• [SET TASK]
Give back every line exactly as it appears, pictures excluded.

• [DATA ENTRIES]
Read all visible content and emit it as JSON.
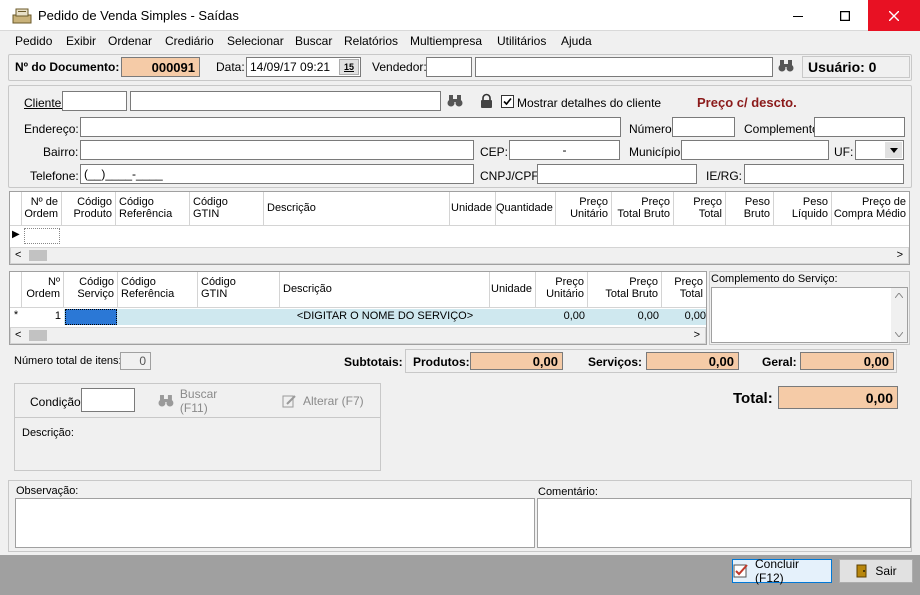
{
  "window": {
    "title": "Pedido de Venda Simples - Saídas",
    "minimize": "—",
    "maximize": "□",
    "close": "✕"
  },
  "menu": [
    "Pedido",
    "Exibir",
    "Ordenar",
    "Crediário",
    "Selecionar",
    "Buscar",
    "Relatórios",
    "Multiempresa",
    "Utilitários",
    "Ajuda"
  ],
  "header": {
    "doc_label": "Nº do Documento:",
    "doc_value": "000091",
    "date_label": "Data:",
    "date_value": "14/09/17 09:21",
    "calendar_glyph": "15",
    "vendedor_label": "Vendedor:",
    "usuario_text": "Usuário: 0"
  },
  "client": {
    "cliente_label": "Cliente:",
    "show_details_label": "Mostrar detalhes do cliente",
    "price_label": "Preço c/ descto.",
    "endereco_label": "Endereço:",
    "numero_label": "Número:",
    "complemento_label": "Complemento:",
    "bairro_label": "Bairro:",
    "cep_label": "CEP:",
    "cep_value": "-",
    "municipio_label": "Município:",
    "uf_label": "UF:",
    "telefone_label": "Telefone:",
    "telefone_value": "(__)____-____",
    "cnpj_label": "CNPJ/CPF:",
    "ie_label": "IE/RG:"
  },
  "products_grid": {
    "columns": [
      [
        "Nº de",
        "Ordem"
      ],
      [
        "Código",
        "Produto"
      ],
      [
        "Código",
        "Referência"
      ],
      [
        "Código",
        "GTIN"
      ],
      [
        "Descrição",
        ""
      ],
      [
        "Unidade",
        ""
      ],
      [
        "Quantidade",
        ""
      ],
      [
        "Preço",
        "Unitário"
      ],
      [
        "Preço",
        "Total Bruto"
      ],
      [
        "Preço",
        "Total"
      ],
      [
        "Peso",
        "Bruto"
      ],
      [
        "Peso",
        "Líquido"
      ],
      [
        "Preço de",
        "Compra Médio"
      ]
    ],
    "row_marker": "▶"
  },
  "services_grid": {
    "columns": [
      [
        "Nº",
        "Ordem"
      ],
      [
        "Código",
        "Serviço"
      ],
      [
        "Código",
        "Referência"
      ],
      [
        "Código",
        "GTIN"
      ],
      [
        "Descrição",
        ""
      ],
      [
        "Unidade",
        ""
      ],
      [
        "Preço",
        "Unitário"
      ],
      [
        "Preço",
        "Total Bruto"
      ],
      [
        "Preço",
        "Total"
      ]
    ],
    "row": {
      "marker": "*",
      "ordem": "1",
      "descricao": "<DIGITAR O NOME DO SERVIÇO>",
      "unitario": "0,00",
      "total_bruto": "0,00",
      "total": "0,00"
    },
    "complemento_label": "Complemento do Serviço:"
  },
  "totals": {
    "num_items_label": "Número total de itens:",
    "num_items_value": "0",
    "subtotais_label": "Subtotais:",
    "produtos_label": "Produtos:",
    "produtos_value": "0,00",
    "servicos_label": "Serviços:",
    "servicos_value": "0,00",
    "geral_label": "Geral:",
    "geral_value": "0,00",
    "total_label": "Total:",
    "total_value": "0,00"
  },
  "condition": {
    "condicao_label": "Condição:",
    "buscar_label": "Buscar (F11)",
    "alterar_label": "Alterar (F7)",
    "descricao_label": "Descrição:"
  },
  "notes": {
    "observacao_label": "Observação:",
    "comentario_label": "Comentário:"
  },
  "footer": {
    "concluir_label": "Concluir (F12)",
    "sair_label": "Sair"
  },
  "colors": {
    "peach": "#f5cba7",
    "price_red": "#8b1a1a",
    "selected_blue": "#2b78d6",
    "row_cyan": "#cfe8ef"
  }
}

• [PROBLEM SOLUTION]
Read all visible content and emit it as JSON.
{
  "window": {
    "title": "Pedido de Venda Simples - Saídas",
    "minimize": "—",
    "maximize": "□",
    "close": "✕"
  },
  "menu": [
    "Pedido",
    "Exibir",
    "Ordenar",
    "Crediário",
    "Selecionar",
    "Buscar",
    "Relatórios",
    "Multiempresa",
    "Utilitários",
    "Ajuda"
  ],
  "header": {
    "doc_label": "Nº do Documento:",
    "doc_value": "000091",
    "date_label": "Data:",
    "date_value": "14/09/17 09:21",
    "calendar_glyph": "15",
    "vendedor_label": "Vendedor:",
    "usuario_text": "Usuário: 0"
  },
  "client": {
    "cliente_label": "Cliente:",
    "show_details_label": "Mostrar detalhes do cliente",
    "price_label": "Preço c/ descto.",
    "endereco_label": "Endereço:",
    "numero_label": "Número:",
    "complemento_label": "Complemento:",
    "bairro_label": "Bairro:",
    "cep_label": "CEP:",
    "cep_value": "-",
    "municipio_label": "Município:",
    "uf_label": "UF:",
    "telefone_label": "Telefone:",
    "telefone_value": "(__)____-____",
    "cnpj_label": "CNPJ/CPF:",
    "ie_label": "IE/RG:"
  },
  "products_grid": {
    "columns": [
      [
        "Nº de",
        "Ordem"
      ],
      [
        "Código",
        "Produto"
      ],
      [
        "Código",
        "Referência"
      ],
      [
        "Código",
        "GTIN"
      ],
      [
        "Descrição",
        ""
      ],
      [
        "Unidade",
        ""
      ],
      [
        "Quantidade",
        ""
      ],
      [
        "Preço",
        "Unitário"
      ],
      [
        "Preço",
        "Total Bruto"
      ],
      [
        "Preço",
        "Total"
      ],
      [
        "Peso",
        "Bruto"
      ],
      [
        "Peso",
        "Líquido"
      ],
      [
        "Preço de",
        "Compra Médio"
      ]
    ],
    "row_marker": "▶"
  },
  "services_grid": {
    "columns": [
      [
        "Nº",
        "Ordem"
      ],
      [
        "Código",
        "Serviço"
      ],
      [
        "Código",
        "Referência"
      ],
      [
        "Código",
        "GTIN"
      ],
      [
        "Descrição",
        ""
      ],
      [
        "Unidade",
        ""
      ],
      [
        "Preço",
        "Unitário"
      ],
      [
        "Preço",
        "Total Bruto"
      ],
      [
        "Preço",
        "Total"
      ]
    ],
    "row": {
      "marker": "*",
      "ordem": "1",
      "descricao": "<DIGITAR O NOME DO SERVIÇO>",
      "unitario": "0,00",
      "total_bruto": "0,00",
      "total": "0,00"
    },
    "complemento_label": "Complemento do Serviço:"
  },
  "totals": {
    "num_items_label": "Número total de itens:",
    "num_items_value": "0",
    "subtotais_label": "Subtotais:",
    "produtos_label": "Produtos:",
    "produtos_value": "0,00",
    "servicos_label": "Serviços:",
    "servicos_value": "0,00",
    "geral_label": "Geral:",
    "geral_value": "0,00",
    "total_label": "Total:",
    "total_value": "0,00"
  },
  "condition": {
    "condicao_label": "Condição:",
    "buscar_label": "Buscar (F11)",
    "alterar_label": "Alterar (F7)",
    "descricao_label": "Descrição:"
  },
  "notes": {
    "observacao_label": "Observação:",
    "comentario_label": "Comentário:"
  },
  "footer": {
    "concluir_label": "Concluir (F12)",
    "sair_label": "Sair"
  },
  "colors": {
    "peach": "#f5cba7",
    "price_red": "#8b1a1a",
    "selected_blue": "#2b78d6",
    "row_cyan": "#cfe8ef"
  }
}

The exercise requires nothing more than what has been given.